TO DO:
Extract every line where the string "name" appears.

DATASET RECORDS:
::::

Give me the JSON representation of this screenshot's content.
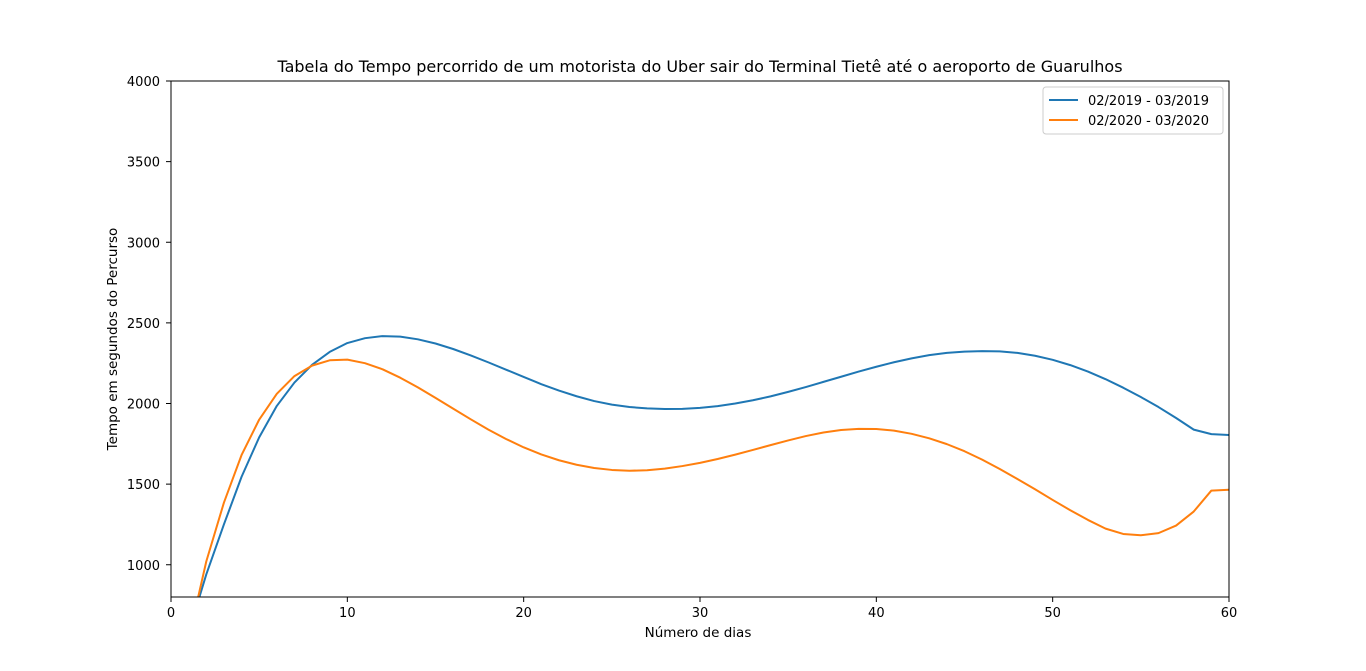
{
  "chart_data": {
    "type": "line",
    "title": "Tabela do Tempo percorrido de um motorista do Uber sair do Terminal Tietê até o aeroporto de Guarulhos",
    "xlabel": "Número de dias",
    "ylabel": "Tempo em segundos do Percurso",
    "xlim": [
      0,
      60
    ],
    "ylim": [
      800,
      4000
    ],
    "xticks": [
      0,
      10,
      20,
      30,
      40,
      50,
      60
    ],
    "xtick_labels": [
      "0",
      "10",
      "20",
      "30",
      "40",
      "50",
      "60"
    ],
    "yticks": [
      1000,
      1500,
      2000,
      2500,
      3000,
      3500,
      4000
    ],
    "ytick_labels": [
      "1000",
      "1500",
      "2000",
      "2500",
      "3000",
      "3500",
      "4000"
    ],
    "grid": false,
    "legend_position": "top-right",
    "x": [
      1,
      1.5,
      2,
      3,
      4,
      5,
      6,
      7,
      8,
      9,
      10,
      11,
      12,
      13,
      14,
      15,
      16,
      17,
      18,
      19,
      20,
      21,
      22,
      23,
      24,
      25,
      26,
      27,
      28,
      29,
      30,
      31,
      32,
      33,
      34,
      35,
      36,
      37,
      38,
      39,
      40,
      41,
      42,
      43,
      44,
      45,
      46,
      47,
      48,
      49,
      50,
      51,
      52,
      53,
      54,
      55,
      56,
      57,
      58,
      59,
      60
    ],
    "series": [
      {
        "name": "02/2019 - 03/2019",
        "color": "#1f77b4",
        "values": [
          550,
          760,
          940,
          1250,
          1545,
          1790,
          1985,
          2130,
          2240,
          2320,
          2375,
          2405,
          2418,
          2415,
          2398,
          2372,
          2338,
          2298,
          2255,
          2210,
          2165,
          2120,
          2080,
          2045,
          2015,
          1993,
          1978,
          1970,
          1966,
          1967,
          1973,
          1984,
          2000,
          2020,
          2044,
          2072,
          2102,
          2134,
          2166,
          2198,
          2228,
          2256,
          2280,
          2300,
          2314,
          2322,
          2325,
          2323,
          2314,
          2296,
          2271,
          2238,
          2198,
          2151,
          2098,
          2040,
          1978,
          1910,
          1838,
          1810,
          1805
        ]
      },
      {
        "name": "02/2020 - 03/2020",
        "color": "#ff7f0e",
        "values": [
          600,
          780,
          1020,
          1385,
          1680,
          1900,
          2060,
          2170,
          2235,
          2268,
          2272,
          2250,
          2212,
          2160,
          2100,
          2035,
          1968,
          1902,
          1838,
          1780,
          1728,
          1684,
          1648,
          1620,
          1600,
          1588,
          1583,
          1586,
          1596,
          1612,
          1632,
          1656,
          1683,
          1712,
          1742,
          1771,
          1798,
          1820,
          1836,
          1843,
          1842,
          1832,
          1812,
          1784,
          1748,
          1704,
          1652,
          1594,
          1532,
          1468,
          1402,
          1338,
          1278,
          1224,
          1191,
          1183,
          1196,
          1243,
          1330,
          1460,
          1465
        ]
      }
    ]
  }
}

::::

RESULT BELOW:
        "name": "02/2019 - 03/2019",
        "name": "02/2020 - 03/2020",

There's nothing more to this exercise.